NMath Stats User's Guide

TOC | Previous | Next | Index

11.2 Data Clustering Using NMF (.NET, C#, CSharp, VB, Visual Basic, F#)

NMath Stats provides class NMFClustering for performing data clustering using iterative nonnegative matrix factorization (NMF), where each iteration step produces a new W and H. At each iteration, each column v of V is placed into a cluster corresponding to the column w of W which has the largest coefficient in H. That is, column v of V is placed in cluster i if the entry hij in H is the largest entry in column hj of H. Results are returned as an adjacency matrix whose i, jth value is 1 if columns i and j of V are in the same cluster, and 0 if they are not.

Iteration stops when the clustering of the columns of the matrix V stabilizes. There are three parameters that control iteration:

the maximum number of iterations to perform

the stopping adjacency, which is the number of consecutive times the adjacency matrix remains unchanged before it is considered stabilized

the convergence check period. Computing the adjacency matrix can be a somewhat expensive operation, so you may want to perform this operation only every nth iteration.

**Dataset records:**
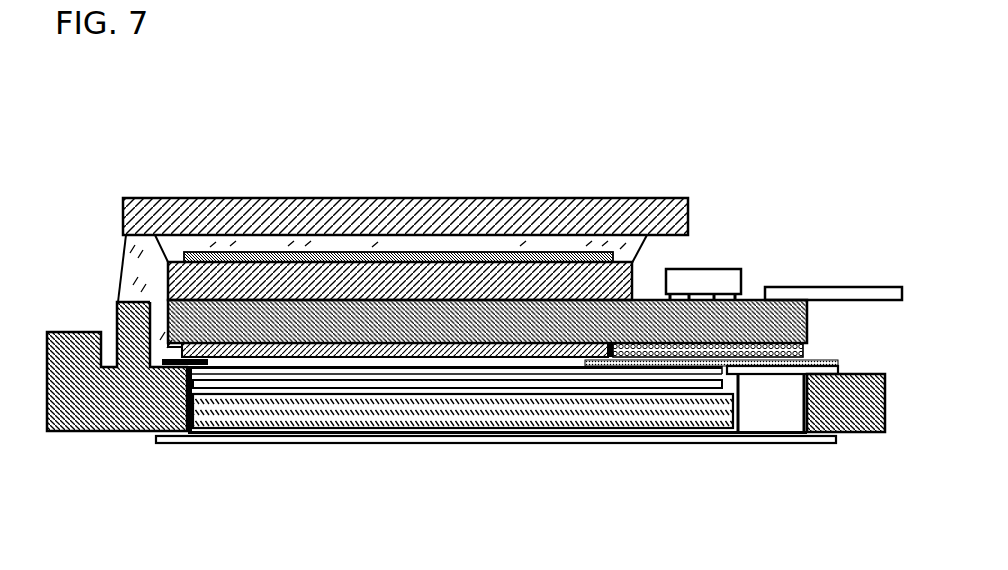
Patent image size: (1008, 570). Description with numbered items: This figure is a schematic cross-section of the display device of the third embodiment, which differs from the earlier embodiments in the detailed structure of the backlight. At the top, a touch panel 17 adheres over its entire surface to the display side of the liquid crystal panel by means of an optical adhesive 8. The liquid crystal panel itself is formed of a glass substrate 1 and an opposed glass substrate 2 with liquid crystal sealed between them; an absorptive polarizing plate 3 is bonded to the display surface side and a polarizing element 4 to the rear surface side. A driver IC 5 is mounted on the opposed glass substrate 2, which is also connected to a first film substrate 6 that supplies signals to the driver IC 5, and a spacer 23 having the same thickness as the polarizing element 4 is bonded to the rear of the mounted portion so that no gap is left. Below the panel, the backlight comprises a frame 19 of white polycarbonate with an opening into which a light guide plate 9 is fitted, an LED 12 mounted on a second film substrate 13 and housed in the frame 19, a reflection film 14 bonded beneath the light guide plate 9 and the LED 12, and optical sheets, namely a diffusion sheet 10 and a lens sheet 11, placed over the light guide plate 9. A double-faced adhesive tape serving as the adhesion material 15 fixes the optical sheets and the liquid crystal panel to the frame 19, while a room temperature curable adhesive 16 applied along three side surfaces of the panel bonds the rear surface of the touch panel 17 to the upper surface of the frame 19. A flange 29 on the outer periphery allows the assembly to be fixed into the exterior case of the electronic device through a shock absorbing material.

The glass substrate 1 is at (487, 214).
The opposed glass substrate 2 is at (676, 419).
The absorptive polarizing plate 3 is at (400, 191).
The polarizing element 4 is at (397, 429).
The driver IC 5 is at (723, 208).
The first film substrate 6 is at (833, 217).
The optical adhesive 8 is at (405, 169).
The light guide plate 9 is at (463, 458).
The diffusion sheet 10 is at (457, 461).
The lens sheet 11 is at (496, 458).
The LED 12 is at (836, 446).
The second film substrate 13 is at (771, 463).
The reflection film 14 is at (513, 452).
The adhesion material 15 is at (149, 421).
The adhesive 16 is at (382, 224).
The touch panel 17 is at (398, 184).
The frame 19 is at (144, 428).
The spacer 23 is at (716, 252).
The flange 29 is at (98, 304).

**Challenges:**
1 > According to the NMF clustering section, what value does the adjacency matrix hold when columns i and j of V are in the same cluster?
2 > Rewrite the NMF clustering section between "the maximum number" and "every nth iteration.", inclusive, with "convergence check period" changed to "convergence check interval".

**Solutions:**
1 > 1

2 >
the maximum number of iterations to perform

the stopping adjacency, which is the number of consecutive times the adjacency matrix remains unchanged before it is considered stabilized

the convergence check interval. Computing the adjacency matrix can be a somewhat expensive operation, so you may want to perform this operation only every nth iteration.